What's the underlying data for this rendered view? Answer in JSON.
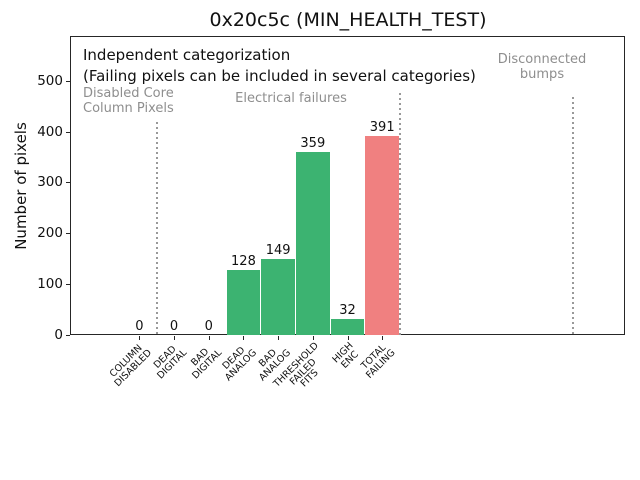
{
  "chart_data": {
    "type": "bar",
    "title": "0x20c5c (MIN_HEALTH_TEST)",
    "ylabel": "Number of pixels",
    "xlabel": "",
    "categories": [
      [
        "COLUMN",
        "DISABLED"
      ],
      [
        "DEAD",
        "DIGITAL"
      ],
      [
        "BAD",
        "DIGITAL"
      ],
      [
        "DEAD",
        "ANALOG"
      ],
      [
        "BAD",
        "ANALOG"
      ],
      [
        "THRESHOLD",
        "FAILED",
        "FITS"
      ],
      [
        "HIGH",
        "ENC"
      ],
      [
        "TOTAL",
        "FAILING"
      ]
    ],
    "values": [
      0,
      0,
      0,
      128,
      149,
      359,
      32,
      391
    ],
    "bar_colors": [
      "#3cb371",
      "#3cb371",
      "#3cb371",
      "#3cb371",
      "#3cb371",
      "#3cb371",
      "#3cb371",
      "#f08080"
    ],
    "value_labels": [
      "0",
      "0",
      "0",
      "128",
      "149",
      "359",
      "32",
      "391"
    ],
    "yticks": [
      0,
      100,
      200,
      300,
      400,
      500
    ],
    "ylim": [
      0,
      588
    ],
    "xlim": [
      -2,
      14
    ],
    "grid": false,
    "legend": null,
    "annotation_lines": [
      "Independent categorization",
      "(Failing pixels can be included in several categories)"
    ],
    "sections": [
      {
        "label_lines": [
          "Disabled Core",
          "Column Pixels"
        ],
        "divider_x": 0.5
      },
      {
        "label_lines": [
          "Electrical failures"
        ],
        "divider_x": 7.5
      },
      {
        "label_lines": [
          "Disconnected",
          "bumps"
        ],
        "divider_x": 12.5
      }
    ],
    "colors": {
      "bar_green": "#3cb371",
      "bar_red": "#f08080",
      "gray_text": "#8e8e8e",
      "divider_gray": "#999999"
    }
  }
}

WRITTEN INSTRUCTION → Copy the material above exactly and drop the pictures.

PROBLEM SOLUTION →
What's the underlying data for this rendered view? Answer in JSON.
{
  "chart_data": {
    "type": "bar",
    "title": "0x20c5c (MIN_HEALTH_TEST)",
    "ylabel": "Number of pixels",
    "xlabel": "",
    "categories": [
      [
        "COLUMN",
        "DISABLED"
      ],
      [
        "DEAD",
        "DIGITAL"
      ],
      [
        "BAD",
        "DIGITAL"
      ],
      [
        "DEAD",
        "ANALOG"
      ],
      [
        "BAD",
        "ANALOG"
      ],
      [
        "THRESHOLD",
        "FAILED",
        "FITS"
      ],
      [
        "HIGH",
        "ENC"
      ],
      [
        "TOTAL",
        "FAILING"
      ]
    ],
    "values": [
      0,
      0,
      0,
      128,
      149,
      359,
      32,
      391
    ],
    "bar_colors": [
      "#3cb371",
      "#3cb371",
      "#3cb371",
      "#3cb371",
      "#3cb371",
      "#3cb371",
      "#3cb371",
      "#f08080"
    ],
    "value_labels": [
      "0",
      "0",
      "0",
      "128",
      "149",
      "359",
      "32",
      "391"
    ],
    "yticks": [
      0,
      100,
      200,
      300,
      400,
      500
    ],
    "ylim": [
      0,
      588
    ],
    "xlim": [
      -2,
      14
    ],
    "grid": false,
    "legend": null,
    "annotation_lines": [
      "Independent categorization",
      "(Failing pixels can be included in several categories)"
    ],
    "sections": [
      {
        "label_lines": [
          "Disabled Core",
          "Column Pixels"
        ],
        "divider_x": 0.5
      },
      {
        "label_lines": [
          "Electrical failures"
        ],
        "divider_x": 7.5
      },
      {
        "label_lines": [
          "Disconnected",
          "bumps"
        ],
        "divider_x": 12.5
      }
    ],
    "colors": {
      "bar_green": "#3cb371",
      "bar_red": "#f08080",
      "gray_text": "#8e8e8e",
      "divider_gray": "#999999"
    }
  }
}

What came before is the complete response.